**PROBLEM TO SOLVE**
Work out the number of lines in the listing that include the string "DIVERSITY". Reply with that number alone.

——————————

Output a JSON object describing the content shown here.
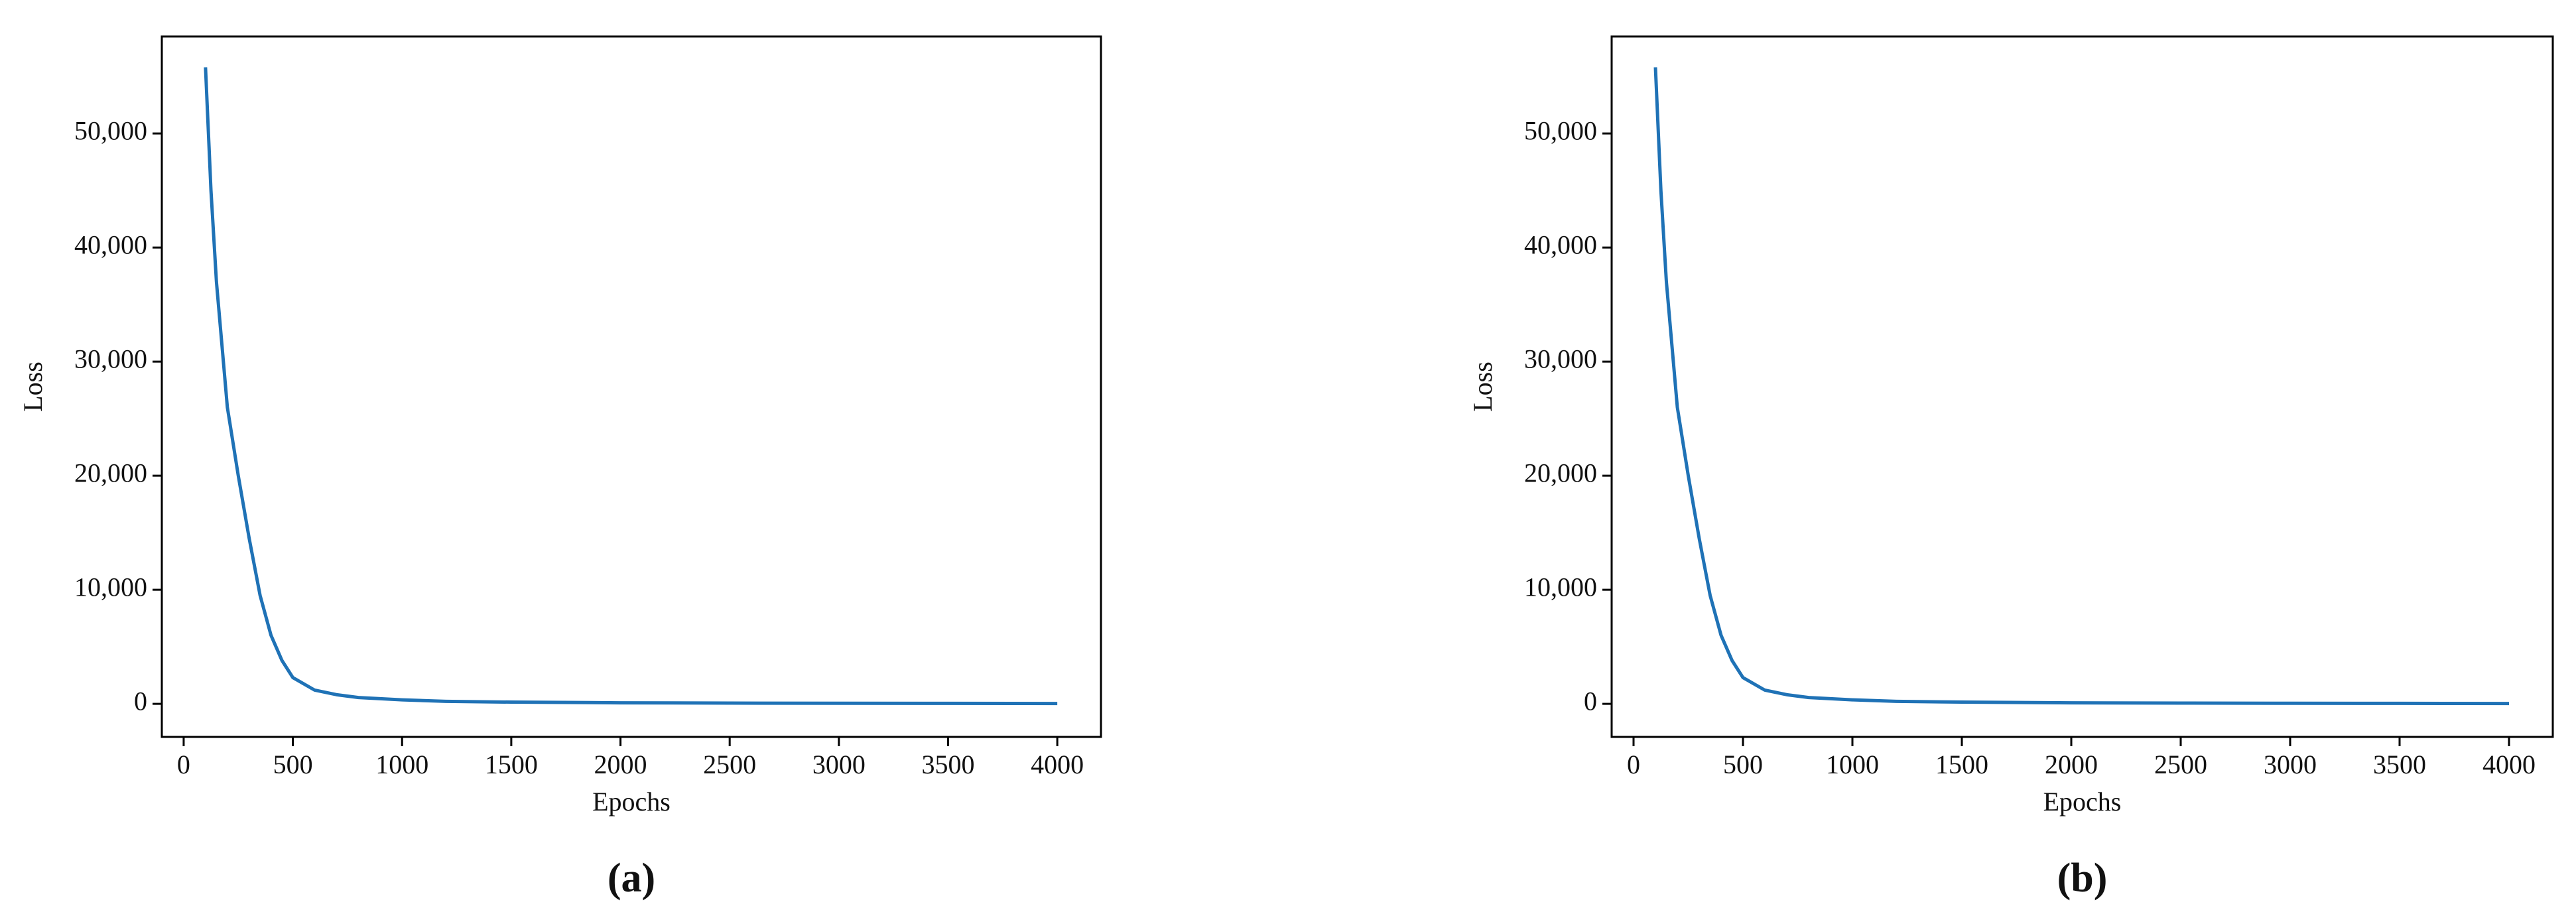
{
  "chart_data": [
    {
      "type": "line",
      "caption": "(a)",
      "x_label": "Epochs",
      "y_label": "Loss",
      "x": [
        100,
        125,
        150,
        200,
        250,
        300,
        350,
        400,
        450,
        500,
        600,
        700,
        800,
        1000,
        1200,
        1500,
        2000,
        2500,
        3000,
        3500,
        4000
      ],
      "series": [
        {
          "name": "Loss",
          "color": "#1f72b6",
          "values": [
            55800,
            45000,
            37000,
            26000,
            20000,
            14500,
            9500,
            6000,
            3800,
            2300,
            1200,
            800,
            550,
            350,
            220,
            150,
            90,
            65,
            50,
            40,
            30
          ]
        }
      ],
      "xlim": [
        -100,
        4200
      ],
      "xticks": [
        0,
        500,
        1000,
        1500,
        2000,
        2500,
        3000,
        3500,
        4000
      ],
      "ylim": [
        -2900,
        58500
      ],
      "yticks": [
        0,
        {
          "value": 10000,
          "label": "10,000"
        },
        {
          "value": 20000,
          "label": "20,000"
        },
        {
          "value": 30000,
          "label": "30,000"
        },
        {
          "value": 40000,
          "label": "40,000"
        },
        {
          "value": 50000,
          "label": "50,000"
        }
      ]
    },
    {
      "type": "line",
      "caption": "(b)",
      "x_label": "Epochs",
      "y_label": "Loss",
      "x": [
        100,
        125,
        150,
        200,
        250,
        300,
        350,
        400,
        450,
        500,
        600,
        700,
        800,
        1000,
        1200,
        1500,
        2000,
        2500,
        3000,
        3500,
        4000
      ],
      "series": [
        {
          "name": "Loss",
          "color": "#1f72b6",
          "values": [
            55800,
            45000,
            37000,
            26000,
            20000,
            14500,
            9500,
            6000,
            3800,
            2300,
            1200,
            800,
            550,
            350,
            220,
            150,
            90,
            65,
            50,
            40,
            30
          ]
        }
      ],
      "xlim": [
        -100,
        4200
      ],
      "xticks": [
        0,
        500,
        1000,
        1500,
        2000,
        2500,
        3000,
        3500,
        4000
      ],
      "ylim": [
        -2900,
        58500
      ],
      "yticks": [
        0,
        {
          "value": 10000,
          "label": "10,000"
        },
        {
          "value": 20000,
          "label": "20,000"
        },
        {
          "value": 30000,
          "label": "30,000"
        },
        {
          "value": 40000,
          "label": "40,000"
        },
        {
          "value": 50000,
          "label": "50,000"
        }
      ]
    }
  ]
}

——————————

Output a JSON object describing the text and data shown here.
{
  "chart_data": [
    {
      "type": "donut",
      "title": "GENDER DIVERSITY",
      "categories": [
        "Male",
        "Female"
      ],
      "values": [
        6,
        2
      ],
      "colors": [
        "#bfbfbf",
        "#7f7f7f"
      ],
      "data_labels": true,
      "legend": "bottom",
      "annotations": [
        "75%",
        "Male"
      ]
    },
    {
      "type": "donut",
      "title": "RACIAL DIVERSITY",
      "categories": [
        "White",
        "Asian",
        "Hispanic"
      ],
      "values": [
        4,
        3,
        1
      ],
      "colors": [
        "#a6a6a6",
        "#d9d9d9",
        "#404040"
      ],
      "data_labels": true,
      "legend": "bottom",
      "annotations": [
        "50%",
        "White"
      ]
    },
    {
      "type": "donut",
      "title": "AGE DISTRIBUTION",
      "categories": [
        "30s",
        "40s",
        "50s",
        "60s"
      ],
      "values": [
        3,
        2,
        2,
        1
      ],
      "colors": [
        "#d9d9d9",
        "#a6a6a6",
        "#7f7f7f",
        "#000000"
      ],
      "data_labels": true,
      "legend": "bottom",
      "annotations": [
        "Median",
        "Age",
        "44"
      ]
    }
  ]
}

——————————

**IN RESPONSE**
2